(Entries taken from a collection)
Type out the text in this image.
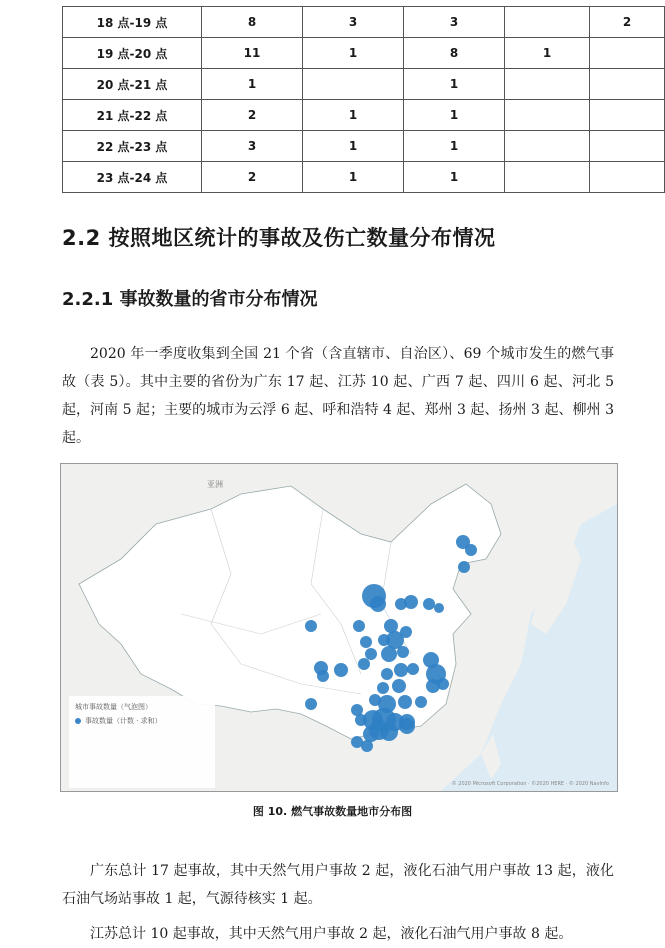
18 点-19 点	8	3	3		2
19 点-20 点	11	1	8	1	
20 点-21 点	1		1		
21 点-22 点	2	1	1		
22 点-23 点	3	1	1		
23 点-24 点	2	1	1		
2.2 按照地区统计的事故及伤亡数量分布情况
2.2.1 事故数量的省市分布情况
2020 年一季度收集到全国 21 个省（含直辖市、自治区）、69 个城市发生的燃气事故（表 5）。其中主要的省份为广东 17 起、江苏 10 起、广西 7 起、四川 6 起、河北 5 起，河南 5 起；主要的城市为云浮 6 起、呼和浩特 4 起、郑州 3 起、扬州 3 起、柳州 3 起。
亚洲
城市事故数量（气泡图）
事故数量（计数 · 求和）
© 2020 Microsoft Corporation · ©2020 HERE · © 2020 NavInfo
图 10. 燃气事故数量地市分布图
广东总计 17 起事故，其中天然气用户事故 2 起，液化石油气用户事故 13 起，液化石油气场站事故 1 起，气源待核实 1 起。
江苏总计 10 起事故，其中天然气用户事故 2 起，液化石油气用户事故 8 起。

| Work to do |
Copy out the listing exactly as it stands, but not the pictures.

| Task answer |
Type out the text in this image.
18 点-19 点	8	3	3		2
19 点-20 点	11	1	8	1	
20 点-21 点	1		1		
21 点-22 点	2	1	1		
22 点-23 点	3	1	1		
23 点-24 点	2	1	1		
2.2 按照地区统计的事故及伤亡数量分布情况
2.2.1 事故数量的省市分布情况
2020 年一季度收集到全国 21 个省（含直辖市、自治区）、69 个城市发生的燃气事故（表 5）。其中主要的省份为广东 17 起、江苏 10 起、广西 7 起、四川 6 起、河北 5 起，河南 5 起；主要的城市为云浮 6 起、呼和浩特 4 起、郑州 3 起、扬州 3 起、柳州 3 起。
亚洲
城市事故数量（气泡图）
事故数量（计数 · 求和）
© 2020 Microsoft Corporation · ©2020 HERE · © 2020 NavInfo
图 10. 燃气事故数量地市分布图
广东总计 17 起事故，其中天然气用户事故 2 起，液化石油气用户事故 13 起，液化石油气场站事故 1 起，气源待核实 1 起。
江苏总计 10 起事故，其中天然气用户事故 2 起，液化石油气用户事故 8 起。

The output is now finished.